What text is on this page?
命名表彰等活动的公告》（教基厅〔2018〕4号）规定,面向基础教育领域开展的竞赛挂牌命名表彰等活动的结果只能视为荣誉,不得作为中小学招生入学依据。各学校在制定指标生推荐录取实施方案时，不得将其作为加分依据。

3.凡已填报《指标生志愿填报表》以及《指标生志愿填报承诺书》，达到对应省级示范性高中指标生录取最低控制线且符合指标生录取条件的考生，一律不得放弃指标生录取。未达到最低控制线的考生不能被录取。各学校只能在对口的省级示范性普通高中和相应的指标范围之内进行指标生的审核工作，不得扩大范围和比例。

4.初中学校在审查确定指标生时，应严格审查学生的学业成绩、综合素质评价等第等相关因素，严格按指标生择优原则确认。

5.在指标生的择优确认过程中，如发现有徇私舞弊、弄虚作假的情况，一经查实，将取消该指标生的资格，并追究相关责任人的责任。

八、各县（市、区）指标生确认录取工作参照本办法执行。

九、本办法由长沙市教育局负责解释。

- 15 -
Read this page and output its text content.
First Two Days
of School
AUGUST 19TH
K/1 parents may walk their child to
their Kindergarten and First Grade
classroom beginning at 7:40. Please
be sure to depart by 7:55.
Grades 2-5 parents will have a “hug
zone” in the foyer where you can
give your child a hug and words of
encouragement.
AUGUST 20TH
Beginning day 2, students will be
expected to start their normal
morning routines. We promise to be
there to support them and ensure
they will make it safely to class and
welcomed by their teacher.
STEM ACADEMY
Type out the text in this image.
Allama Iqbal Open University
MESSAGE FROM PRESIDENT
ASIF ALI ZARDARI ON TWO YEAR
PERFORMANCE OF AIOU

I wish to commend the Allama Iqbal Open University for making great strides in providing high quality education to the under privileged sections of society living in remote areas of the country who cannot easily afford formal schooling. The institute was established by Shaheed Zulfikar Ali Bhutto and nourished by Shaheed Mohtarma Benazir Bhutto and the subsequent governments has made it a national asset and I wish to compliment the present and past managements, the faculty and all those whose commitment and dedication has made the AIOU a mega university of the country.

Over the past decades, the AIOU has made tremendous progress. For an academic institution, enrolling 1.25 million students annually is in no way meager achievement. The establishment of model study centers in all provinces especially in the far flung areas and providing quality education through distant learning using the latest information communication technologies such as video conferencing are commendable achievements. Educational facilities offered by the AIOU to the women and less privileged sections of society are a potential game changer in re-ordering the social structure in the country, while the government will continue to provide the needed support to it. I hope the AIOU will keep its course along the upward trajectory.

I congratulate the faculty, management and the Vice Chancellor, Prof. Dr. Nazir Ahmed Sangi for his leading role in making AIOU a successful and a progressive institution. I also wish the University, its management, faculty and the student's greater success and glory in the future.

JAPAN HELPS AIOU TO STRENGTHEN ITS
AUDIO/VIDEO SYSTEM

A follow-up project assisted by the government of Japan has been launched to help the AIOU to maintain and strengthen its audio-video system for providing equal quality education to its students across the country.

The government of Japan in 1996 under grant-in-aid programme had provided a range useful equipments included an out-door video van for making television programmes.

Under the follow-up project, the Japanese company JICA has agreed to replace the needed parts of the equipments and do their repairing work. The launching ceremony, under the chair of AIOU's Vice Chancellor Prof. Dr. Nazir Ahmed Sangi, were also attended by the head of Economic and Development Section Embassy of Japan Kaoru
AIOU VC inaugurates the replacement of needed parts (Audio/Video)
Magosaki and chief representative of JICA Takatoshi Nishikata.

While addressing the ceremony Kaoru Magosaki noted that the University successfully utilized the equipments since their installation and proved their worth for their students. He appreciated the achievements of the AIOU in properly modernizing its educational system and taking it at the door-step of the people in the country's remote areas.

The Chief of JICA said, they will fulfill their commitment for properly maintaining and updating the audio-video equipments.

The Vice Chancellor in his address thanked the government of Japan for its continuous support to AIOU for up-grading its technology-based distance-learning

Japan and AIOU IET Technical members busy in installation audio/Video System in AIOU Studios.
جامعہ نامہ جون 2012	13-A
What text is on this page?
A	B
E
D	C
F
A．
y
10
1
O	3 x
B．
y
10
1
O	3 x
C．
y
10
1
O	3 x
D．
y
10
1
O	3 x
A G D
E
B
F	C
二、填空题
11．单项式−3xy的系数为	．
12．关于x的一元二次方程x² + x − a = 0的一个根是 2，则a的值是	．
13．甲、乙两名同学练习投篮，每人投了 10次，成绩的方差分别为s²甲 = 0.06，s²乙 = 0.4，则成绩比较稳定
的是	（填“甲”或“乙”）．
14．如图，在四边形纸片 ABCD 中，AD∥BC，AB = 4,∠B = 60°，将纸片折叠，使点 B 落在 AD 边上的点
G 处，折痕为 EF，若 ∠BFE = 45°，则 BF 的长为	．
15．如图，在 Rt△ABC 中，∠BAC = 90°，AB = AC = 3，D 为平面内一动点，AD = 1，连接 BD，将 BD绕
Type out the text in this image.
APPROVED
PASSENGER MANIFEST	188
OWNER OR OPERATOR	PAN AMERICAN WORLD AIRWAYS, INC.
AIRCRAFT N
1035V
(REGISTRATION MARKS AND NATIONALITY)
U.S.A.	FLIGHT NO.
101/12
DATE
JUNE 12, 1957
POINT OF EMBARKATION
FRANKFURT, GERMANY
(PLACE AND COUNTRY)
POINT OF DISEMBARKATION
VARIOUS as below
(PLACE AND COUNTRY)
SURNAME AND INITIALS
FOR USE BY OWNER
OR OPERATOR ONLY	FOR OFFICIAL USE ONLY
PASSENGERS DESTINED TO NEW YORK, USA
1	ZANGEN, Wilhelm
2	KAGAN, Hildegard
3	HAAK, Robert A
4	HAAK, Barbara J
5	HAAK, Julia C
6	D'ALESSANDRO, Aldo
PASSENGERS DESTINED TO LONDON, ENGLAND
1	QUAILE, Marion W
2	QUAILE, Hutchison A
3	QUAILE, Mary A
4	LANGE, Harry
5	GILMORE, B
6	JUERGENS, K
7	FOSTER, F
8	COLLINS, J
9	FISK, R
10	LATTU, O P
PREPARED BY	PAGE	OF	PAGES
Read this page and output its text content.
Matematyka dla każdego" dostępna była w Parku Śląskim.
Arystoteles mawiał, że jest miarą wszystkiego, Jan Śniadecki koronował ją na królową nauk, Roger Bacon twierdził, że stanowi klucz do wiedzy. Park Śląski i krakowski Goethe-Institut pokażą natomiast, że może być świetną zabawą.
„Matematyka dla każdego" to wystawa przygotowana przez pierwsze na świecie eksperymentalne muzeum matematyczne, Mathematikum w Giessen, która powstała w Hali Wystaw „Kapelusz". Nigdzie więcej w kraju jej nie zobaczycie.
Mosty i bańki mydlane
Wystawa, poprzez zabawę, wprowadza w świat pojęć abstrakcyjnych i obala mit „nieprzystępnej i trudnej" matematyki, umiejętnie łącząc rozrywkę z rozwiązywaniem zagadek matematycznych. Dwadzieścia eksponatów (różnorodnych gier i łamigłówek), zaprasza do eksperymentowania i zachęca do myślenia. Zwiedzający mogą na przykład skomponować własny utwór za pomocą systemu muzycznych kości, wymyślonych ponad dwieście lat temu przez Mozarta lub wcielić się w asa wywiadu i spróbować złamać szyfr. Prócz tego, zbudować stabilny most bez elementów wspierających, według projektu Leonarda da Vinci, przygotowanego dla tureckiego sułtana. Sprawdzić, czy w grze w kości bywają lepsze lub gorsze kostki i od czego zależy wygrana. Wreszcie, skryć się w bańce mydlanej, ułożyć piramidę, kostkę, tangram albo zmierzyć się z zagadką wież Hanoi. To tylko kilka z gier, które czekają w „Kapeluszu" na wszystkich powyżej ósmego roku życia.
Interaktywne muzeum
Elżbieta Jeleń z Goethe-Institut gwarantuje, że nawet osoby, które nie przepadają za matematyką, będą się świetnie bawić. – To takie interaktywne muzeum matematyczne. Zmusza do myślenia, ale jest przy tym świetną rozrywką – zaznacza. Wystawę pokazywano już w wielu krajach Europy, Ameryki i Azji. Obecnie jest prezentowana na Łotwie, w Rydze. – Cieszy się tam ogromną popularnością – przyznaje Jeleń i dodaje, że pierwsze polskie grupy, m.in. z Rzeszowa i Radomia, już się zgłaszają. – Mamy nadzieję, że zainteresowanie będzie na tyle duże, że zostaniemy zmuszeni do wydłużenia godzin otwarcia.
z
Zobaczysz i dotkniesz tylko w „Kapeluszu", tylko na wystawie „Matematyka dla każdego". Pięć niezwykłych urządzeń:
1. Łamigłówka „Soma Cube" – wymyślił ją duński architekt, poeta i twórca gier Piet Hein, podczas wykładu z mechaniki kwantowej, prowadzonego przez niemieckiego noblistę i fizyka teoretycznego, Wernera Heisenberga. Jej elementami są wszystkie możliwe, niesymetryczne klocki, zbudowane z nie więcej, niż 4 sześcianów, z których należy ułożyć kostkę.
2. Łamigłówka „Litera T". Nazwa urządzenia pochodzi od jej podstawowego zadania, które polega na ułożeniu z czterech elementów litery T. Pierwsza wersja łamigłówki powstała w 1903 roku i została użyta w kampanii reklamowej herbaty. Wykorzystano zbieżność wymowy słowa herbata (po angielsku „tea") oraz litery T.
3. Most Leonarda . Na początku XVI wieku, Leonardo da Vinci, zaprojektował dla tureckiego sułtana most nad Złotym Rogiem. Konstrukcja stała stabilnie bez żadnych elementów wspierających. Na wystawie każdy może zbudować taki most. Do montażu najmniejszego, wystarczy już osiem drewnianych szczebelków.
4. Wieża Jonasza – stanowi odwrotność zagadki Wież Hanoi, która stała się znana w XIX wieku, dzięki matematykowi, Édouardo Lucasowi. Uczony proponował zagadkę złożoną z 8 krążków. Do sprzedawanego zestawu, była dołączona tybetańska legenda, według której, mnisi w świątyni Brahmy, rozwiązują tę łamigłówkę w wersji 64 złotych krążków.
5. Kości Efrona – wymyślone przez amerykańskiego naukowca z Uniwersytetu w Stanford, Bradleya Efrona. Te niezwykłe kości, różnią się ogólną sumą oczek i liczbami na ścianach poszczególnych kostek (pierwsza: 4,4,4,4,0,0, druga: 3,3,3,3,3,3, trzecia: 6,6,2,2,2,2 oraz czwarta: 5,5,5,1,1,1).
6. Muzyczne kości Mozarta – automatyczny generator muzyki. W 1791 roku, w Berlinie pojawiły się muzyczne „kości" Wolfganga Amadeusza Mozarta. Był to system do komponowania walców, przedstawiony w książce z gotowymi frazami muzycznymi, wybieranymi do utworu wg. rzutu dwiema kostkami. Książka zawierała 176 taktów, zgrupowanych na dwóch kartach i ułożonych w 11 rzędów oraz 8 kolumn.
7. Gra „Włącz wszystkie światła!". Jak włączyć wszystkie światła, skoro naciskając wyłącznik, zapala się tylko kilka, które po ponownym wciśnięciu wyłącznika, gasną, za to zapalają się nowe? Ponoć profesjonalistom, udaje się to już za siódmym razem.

**Task to carry out:** Where a line in the entries holds "parents", copy that line.

**Correct answer:**
K/1 parents may walk their child to
Grades 2-5 parents will have a “hug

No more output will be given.